Esercizio assegnato A: Rendi come tabella Markdown, con le colonne "N." e "Riga", le righe dei record riportati più avanti: parti dalla prima riga dei record e fermati dopo quella che contiene "divider lines: step grid [30,33,563,370]", includendo entrambe le estremità e omettendo le righe vuote.

====================

La vita di Alberto ha una svolta durante i primi anni di liceo attraverso l’incontro con il suo parroco, don Mario Terrile, che gli fa un discorso molto serio: «Alberto, davanti a te ci sono tanti specchi, continui a guardarci dentro e perdi del tempo: spaccali».
Don Mario insieme al Vangelo gli trasmette anche l’amore per la montagna e Alberto sarà poi catechista, educatore dell’Azione Cattolica Ragazzi e grazie alle sue grandi doti attira un sempre maggior numero di giovani.
Conoscerà il movimento Gen (i giovani del Movimento dei Focolari) e da loro sente parlare di Dio Amore, «Un Dio che parla a me, ad Alberto, mi chiama alla sua rivoluzione che fa a pugni col mio quieto vivere. Da solo? No, è impossibile; con altri, con i GEN, posso farcela».
Alberto insieme ai Gen fa l’esperienza di una profonda vita di comunione, che sperimenta come una vera chiamata: «Gesù, mi ha chiamato alla Sua maniera; cioè senza riserve».
Un’esperienza decisiva è l’incontro con i poveri in un vecchio locale vicino al porto di Genova, ritrovo di marinai di colore e sbandati; non hanno nulla da mangiare, da vestire. Lì da alcuni mesi i Gen aiutavano un sacerdote solo in questa situazione disperata.
Alberto si dona nella carità e sente sempre più forte la chiamata e la presenza di Gesù nella sua vita, scrive infatti: «certi giorni corro per tutta la città, in qualche chiesa c’è l’ultima Messa della giornata: lì posso incontrarmi con "Lui" nell’Eucarestia».
È l’amico Tiziano a raccontare l’ultima salita, sulle Alpi Marittime, il 18 agosto 1980: «Sono le 4,30 del mattino. Il cielo è sereno e stellato; possiamo salire. Decidiamo di non legarci perché questo tipo di ghiaccio non permette punti di sicurezza. Dentro ti viene istintivo il desiderio di ringraziare Dio. Poi il ghiaccio si fa più fragile, diventa pericoloso. Alberto è un metro dopo di me… lo vedo perdere l’appoggio sui ramponi…"La piccozza! Pianta la piccozza!" È tutto inutile: lo vedo ancora mentre prende velocità… e poi scompare. "Mio Dio, non puoi chiedermi tanto! Perché?"».

====================

Esercizio assegnato B: Prosegui il testo sulla vita di Alberto riportato qui sopra, partendo subito dopo l'ultima frase.

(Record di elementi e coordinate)
====================

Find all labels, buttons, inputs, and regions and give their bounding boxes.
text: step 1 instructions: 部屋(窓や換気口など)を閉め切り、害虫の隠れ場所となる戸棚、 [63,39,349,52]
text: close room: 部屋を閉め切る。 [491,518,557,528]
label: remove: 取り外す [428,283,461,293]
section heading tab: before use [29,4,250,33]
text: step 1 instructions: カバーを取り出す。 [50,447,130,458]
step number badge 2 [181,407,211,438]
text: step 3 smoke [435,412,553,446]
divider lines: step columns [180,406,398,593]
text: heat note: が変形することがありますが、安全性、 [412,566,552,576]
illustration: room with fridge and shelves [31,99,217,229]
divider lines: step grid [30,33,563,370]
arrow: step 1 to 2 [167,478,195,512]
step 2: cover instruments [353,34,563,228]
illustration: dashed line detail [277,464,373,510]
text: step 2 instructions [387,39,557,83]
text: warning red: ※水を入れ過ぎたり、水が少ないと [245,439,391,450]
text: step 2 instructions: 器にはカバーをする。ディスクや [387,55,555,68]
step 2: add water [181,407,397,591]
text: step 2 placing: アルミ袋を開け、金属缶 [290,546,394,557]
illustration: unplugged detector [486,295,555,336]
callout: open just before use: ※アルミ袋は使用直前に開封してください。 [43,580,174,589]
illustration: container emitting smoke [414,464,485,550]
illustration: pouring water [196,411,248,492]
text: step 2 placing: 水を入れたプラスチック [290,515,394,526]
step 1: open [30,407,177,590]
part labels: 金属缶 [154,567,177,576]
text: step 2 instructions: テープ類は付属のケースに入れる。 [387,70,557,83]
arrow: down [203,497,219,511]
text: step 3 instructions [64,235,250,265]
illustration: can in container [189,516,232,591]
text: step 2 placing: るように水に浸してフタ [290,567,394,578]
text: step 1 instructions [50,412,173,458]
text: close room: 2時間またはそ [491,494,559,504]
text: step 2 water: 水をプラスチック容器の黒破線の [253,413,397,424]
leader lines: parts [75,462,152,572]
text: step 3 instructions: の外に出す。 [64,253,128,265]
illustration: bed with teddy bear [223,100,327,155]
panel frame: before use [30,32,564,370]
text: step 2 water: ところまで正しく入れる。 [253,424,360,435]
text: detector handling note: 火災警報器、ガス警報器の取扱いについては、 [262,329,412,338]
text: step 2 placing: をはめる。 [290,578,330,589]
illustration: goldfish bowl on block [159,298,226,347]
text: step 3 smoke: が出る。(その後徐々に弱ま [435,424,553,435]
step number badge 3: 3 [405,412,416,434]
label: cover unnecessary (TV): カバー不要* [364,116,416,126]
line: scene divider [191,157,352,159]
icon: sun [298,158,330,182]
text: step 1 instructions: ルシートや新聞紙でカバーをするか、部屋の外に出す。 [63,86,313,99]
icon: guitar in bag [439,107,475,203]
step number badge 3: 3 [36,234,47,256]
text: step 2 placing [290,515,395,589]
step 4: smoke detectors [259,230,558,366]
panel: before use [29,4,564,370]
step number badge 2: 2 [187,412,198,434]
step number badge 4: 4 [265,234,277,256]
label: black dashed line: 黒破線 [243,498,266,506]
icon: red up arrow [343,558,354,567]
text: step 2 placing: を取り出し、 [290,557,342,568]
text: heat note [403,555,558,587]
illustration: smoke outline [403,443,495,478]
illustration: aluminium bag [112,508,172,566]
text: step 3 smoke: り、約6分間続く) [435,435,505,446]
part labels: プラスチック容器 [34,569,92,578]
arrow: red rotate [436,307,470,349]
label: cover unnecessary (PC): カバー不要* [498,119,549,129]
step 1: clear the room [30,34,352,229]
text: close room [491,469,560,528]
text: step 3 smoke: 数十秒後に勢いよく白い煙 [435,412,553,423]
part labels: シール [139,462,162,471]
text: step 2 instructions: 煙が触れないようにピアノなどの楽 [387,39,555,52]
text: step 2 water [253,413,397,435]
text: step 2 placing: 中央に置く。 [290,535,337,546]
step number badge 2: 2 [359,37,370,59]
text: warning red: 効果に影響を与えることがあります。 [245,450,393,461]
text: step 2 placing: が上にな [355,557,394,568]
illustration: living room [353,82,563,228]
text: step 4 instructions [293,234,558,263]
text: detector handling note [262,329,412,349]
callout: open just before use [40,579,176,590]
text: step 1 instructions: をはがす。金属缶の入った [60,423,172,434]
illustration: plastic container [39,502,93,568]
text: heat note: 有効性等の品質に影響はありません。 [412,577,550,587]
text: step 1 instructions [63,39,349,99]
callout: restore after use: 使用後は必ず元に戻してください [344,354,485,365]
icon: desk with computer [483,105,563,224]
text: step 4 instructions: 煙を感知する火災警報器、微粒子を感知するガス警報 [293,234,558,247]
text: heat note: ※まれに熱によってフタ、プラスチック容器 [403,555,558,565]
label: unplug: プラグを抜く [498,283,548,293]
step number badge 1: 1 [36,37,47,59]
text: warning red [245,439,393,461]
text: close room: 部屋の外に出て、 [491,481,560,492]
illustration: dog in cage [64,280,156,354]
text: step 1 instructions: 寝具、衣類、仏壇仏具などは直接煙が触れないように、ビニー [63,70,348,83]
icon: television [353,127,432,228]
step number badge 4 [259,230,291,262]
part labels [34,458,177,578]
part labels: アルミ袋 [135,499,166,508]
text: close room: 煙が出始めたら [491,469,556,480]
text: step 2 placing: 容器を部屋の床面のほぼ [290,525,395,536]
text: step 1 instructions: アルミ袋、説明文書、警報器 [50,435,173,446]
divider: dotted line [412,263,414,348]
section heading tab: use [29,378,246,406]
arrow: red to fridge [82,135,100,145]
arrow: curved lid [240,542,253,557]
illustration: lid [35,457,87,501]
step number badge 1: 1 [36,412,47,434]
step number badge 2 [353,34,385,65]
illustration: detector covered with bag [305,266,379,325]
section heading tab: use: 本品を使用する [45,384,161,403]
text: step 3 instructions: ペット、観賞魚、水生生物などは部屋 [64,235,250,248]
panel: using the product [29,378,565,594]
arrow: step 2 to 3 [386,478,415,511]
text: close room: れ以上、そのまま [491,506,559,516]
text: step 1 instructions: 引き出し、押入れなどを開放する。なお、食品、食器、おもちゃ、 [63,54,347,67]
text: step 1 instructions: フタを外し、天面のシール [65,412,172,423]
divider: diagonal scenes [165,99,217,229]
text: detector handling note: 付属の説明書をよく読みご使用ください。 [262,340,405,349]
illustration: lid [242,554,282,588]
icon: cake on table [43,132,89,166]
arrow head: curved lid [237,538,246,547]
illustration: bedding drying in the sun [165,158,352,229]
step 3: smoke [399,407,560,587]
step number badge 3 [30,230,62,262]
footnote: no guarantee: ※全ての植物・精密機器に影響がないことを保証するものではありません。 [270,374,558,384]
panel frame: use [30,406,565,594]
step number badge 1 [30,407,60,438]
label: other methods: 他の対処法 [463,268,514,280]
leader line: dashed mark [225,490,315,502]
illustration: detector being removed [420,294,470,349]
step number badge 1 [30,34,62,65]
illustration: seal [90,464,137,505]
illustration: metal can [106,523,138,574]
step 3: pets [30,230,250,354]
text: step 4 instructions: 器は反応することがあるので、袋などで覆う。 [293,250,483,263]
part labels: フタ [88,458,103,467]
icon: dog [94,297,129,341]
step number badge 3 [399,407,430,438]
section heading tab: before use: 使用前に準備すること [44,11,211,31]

====================

Risposta al compito A:
| N. | Riga |
|---|---|
| 1 | Find all labels, buttons, inputs, and regions and give their bounding boxes. |
| 2 | text: step 1 instructions: 部屋(窓や換気口など)を閉め切り、害虫の隠れ場所となる戸棚、 [63,39,349,52] |
| 3 | text: close room: 部屋を閉め切る。 [491,518,557,528] |
| 4 | label: remove: 取り外す [428,283,461,293] |
| 5 | section heading tab: before use [29,4,250,33] |
| 6 | text: step 1 instructions: カバーを取り出す。 [50,447,130,458] |
| 7 | step number badge 2 [181,407,211,438] |
| 8 | text: step 3 smoke [435,412,553,446] |
| 9 | divider lines: step columns [180,406,398,593] |
| 10 | text: heat note: が変形することがありますが、安全性、 [412,566,552,576] |
| 11 | illustration: room with fridge and shelves [31,99,217,229] |
| 12 | divider lines: step grid [30,33,563,370] |

Risposta al compito B:
La notizia di questa tragica morte corre veloce, in tanti arrivano per vegliare accanto a lui, continua Tiziano dicendo: «Lì, accanto a lui, tutto è sacro e solenne. Il ricordo dei momenti più belli si alterna con la cruda realtà. Il dolore è terribile e forte, ma più forte dentro si fa strada la certezza di un "disegno d’Amore" e le ore passate a vegliare in preghiera, pur nel dolore, rimangono per tutti noi un’esperienza che sa di Paradiso, di gioia piena, di pace».
Carlo Grisolia
Carlo nasce a Bologna il 29 dicembre 1960 da Alfonso e Clara. Ha due fratelli maggiori, Paolo e Giuseppe, e una sorella più giovane, Matilde. Inizia la scuola elementare a Bosco Marengo (AL), dove la famiglia si era trasferita per ragioni di lavoro del padre. Nel 1969, attraverso alcuni giovani amici, inizia l’esperienza con i bambini del Movimento dei Focolari. Vogliono partecipare anche loro ad un progetto solidale per il Camerun, così, per alcuni giorni, passano di casa in casa con un carrettino di legno, per raccogliere giornali e libri vecchi. Sul giornalino Gen, leggono i primi pensieri di Chiara Lubich, che segnano le tappe del gruppo.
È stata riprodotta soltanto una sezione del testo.